• THE TASK: Repeat exactly each line of the data provided below.

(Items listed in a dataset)
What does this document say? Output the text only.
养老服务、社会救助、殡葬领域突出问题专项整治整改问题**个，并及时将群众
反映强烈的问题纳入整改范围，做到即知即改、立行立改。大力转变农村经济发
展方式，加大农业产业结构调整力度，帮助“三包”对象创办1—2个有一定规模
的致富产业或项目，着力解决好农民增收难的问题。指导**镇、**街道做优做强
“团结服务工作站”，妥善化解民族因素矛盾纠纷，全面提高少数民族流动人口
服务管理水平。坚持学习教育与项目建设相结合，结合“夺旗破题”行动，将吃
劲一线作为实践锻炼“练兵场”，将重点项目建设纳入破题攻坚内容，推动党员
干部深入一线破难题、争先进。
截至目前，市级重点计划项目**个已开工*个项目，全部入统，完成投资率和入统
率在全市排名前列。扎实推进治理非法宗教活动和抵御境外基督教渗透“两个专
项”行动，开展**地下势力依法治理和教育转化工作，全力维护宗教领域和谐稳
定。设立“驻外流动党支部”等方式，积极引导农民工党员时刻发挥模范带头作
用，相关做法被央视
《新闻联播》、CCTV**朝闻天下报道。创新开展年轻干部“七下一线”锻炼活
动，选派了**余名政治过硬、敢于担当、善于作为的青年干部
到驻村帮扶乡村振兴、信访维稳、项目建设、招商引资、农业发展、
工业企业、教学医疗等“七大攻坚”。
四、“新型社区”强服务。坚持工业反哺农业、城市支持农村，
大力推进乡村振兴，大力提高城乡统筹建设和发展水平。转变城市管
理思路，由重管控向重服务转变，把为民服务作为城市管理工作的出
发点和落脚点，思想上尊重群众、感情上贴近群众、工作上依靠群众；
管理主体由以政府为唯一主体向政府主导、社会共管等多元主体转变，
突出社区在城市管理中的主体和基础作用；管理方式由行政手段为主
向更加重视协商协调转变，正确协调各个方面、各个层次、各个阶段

• SOLUTION:
What does this document say? Output the text only.
养老服务、社会救助、殡葬领域突出问题专项整治整改问题**个，并及时将群众
反映强烈的问题纳入整改范围，做到即知即改、立行立改。大力转变农村经济发
展方式，加大农业产业结构调整力度，帮助“三包”对象创办1—2个有一定规模
的致富产业或项目，着力解决好农民增收难的问题。指导**镇、**街道做优做强
“团结服务工作站”，妥善化解民族因素矛盾纠纷，全面提高少数民族流动人口
服务管理水平。坚持学习教育与项目建设相结合，结合“夺旗破题”行动，将吃
劲一线作为实践锻炼“练兵场”，将重点项目建设纳入破题攻坚内容，推动党员
干部深入一线破难题、争先进。
截至目前，市级重点计划项目**个已开工*个项目，全部入统，完成投资率和入统
率在全市排名前列。扎实推进治理非法宗教活动和抵御境外基督教渗透“两个专
项”行动，开展**地下势力依法治理和教育转化工作，全力维护宗教领域和谐稳
定。设立“驻外流动党支部”等方式，积极引导农民工党员时刻发挥模范带头作
用，相关做法被央视
《新闻联播》、CCTV**朝闻天下报道。创新开展年轻干部“七下一线”锻炼活
动，选派了**余名政治过硬、敢于担当、善于作为的青年干部
到驻村帮扶乡村振兴、信访维稳、项目建设、招商引资、农业发展、
工业企业、教学医疗等“七大攻坚”。
四、“新型社区”强服务。坚持工业反哺农业、城市支持农村，
大力推进乡村振兴，大力提高城乡统筹建设和发展水平。转变城市管
理思路，由重管控向重服务转变，把为民服务作为城市管理工作的出
发点和落脚点，思想上尊重群众、感情上贴近群众、工作上依靠群众；
管理主体由以政府为唯一主体向政府主导、社会共管等多元主体转变，
突出社区在城市管理中的主体和基础作用；管理方式由行政手段为主
向更加重视协商协调转变，正确协调各个方面、各个层次、各个阶段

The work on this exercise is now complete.